Transcribe the passage of the WordFood post between "Filed under: Uncategorized" and "very important journey.", inclusive, keeping every word and mark unchanged.

#### Extracted text:
= = = = =

WordFood - how we feed or starve our realtionships

- Julia Hubbel

Julia’s ability to get this group of type-A executives to engage in true networking was incredible. She is truly skilled at motivating the group to engage and interact with each other, and her openness and honesty really come through.

— Shelley Stewart, Jr.,
Senior Vice President of Operational Excellence and Chief Procurement Officer, Tyco

March 21, 2013

WordFood about Food

Filed under: Uncategorized — Tags: , , , , — Julia Hubbel @ 11:43 am

A client recently asked me to put together a program about weight loss. I had told her that 26 years ago I had let go of 80 pounds and kept it off. Because her Fortune 500 company got requests from their employees about this topic all the time, I agreed. It was the beginning of a very important journey.

First of all, language is so important. The huge diet industry is $61 billion strong in America. I had spent much of my life up to my early thirties gaining and losing hundreds if not thousands of pounds. Like everyone else, my brain used the same language- lose the weight. What happens when you lose your keys, your purse, your wallet? The subconscious, which is a dutiful servant, sends its bloodhound out to find it, and it always does. With weight, not only does it find what you lost, but inevitably a few, or many, pounds more. Mission accomplished. Until the language changed, the cycle never changed. When I released it, it started to go permanently.

As a compulsive eater, like many others in America, my habits derived from the conversation that began in early childhood. As Geneen Roth writes about in Women, Food and God, a Voice (a parent, an authority figure) tells you that you’re subhuman, or worse. And you adopt that Voice as adult. Because it’s painful, you want to dial it down, and to do so, you eat. A lot. Or you develop a compulsive habit.

It’s not about the weight, it was never about the weight. Fact is, you can diet yourself down to 99 pounds and the Voice is still there.

My process was much like the story of Monsters Inc., where the characters Mike and Sully end up helping the human child Boo deal with her scary monster Randall. Boo vanquishes her fear, and they all learn that her laughter is a much more potent power source than screams.

A good comedian takes material from his own life- tragedy+ time=comedy. Like Boo, it was taking what was once scary and awful and seeing it in a completely different light. In my case I asked what Robin Williams would do with this situation. In most cases I nearly fell on the floor. With laughter came healing- and the ability to redirect that powerful energy around food into positive projects.

It’s not about the weight. It never was about the weight. It’s about being able to face the fears that we all have and say to them, “Kitty!”

= = = = =

Page segmentation data

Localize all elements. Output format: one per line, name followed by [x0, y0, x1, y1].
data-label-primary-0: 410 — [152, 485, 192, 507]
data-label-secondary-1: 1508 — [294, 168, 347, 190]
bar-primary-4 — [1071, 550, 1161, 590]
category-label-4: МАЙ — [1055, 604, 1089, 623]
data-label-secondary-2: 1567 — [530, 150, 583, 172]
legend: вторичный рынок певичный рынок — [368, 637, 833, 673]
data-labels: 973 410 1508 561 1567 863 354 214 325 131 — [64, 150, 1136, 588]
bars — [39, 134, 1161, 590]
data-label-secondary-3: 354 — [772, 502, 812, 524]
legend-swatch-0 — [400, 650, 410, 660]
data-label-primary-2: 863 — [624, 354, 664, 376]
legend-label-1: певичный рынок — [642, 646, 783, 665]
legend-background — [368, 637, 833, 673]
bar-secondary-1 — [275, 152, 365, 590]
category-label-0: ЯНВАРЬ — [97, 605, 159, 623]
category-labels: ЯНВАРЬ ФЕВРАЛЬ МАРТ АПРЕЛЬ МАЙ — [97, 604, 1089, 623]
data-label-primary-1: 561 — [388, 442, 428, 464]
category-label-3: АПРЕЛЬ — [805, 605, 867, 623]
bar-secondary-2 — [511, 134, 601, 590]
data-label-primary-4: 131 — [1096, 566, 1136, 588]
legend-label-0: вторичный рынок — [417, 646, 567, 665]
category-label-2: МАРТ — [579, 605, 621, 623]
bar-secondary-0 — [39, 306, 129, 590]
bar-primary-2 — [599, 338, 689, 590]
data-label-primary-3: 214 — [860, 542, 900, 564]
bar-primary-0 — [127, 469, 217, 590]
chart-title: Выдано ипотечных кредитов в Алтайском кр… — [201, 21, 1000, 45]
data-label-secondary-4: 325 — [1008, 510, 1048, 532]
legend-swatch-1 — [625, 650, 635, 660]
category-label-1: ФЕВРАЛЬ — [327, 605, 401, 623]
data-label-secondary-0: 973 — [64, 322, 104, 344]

= = = = =

#### Reply to the task:
Filed under: Uncategorized — Tags: , , , , — Julia Hubbel @ 11:43 am

A client recently asked me to put together a program about weight loss. I had told her that 26 years ago I had let go of 80 pounds and kept it off. Because her Fortune 500 company got requests from their employees about this topic all the time, I agreed. It was the beginning of a very important journey.